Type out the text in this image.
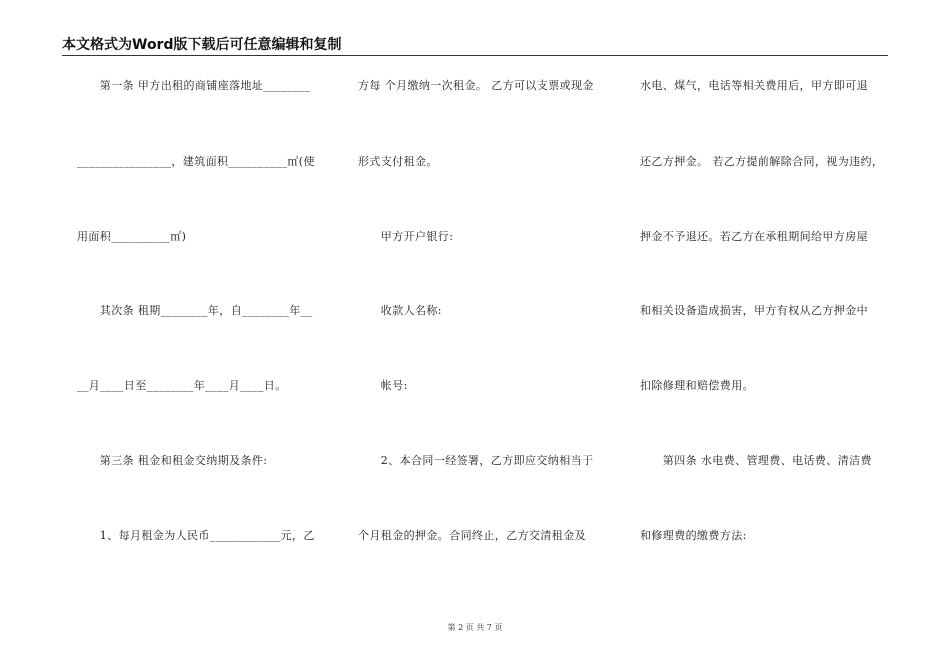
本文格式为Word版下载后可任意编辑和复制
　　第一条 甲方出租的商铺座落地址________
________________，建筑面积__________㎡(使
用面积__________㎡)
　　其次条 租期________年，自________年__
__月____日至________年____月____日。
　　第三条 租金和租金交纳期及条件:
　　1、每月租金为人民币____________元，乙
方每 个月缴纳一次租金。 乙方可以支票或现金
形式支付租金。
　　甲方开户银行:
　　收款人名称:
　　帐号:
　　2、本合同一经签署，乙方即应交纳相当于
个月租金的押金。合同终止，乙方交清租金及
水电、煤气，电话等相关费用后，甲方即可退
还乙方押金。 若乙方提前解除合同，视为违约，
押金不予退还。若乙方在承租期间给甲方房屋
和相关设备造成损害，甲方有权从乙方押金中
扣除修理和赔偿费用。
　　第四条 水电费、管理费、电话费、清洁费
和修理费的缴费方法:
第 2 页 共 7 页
***
**What to work on**:
Repeat the data in full and exactly. Omit pictures.

**Answer to the exercise**:
Type out the text in this image.
本文格式为Word版下载后可任意编辑和复制
　　第一条 甲方出租的商铺座落地址________
________________，建筑面积__________㎡(使
用面积__________㎡)
　　其次条 租期________年，自________年__
__月____日至________年____月____日。
　　第三条 租金和租金交纳期及条件:
　　1、每月租金为人民币____________元，乙
方每 个月缴纳一次租金。 乙方可以支票或现金
形式支付租金。
　　甲方开户银行:
　　收款人名称:
　　帐号:
　　2、本合同一经签署，乙方即应交纳相当于
个月租金的押金。合同终止，乙方交清租金及
水电、煤气，电话等相关费用后，甲方即可退
还乙方押金。 若乙方提前解除合同，视为违约，
押金不予退还。若乙方在承租期间给甲方房屋
和相关设备造成损害，甲方有权从乙方押金中
扣除修理和赔偿费用。
　　第四条 水电费、管理费、电话费、清洁费
和修理费的缴费方法:
第 2 页 共 7 页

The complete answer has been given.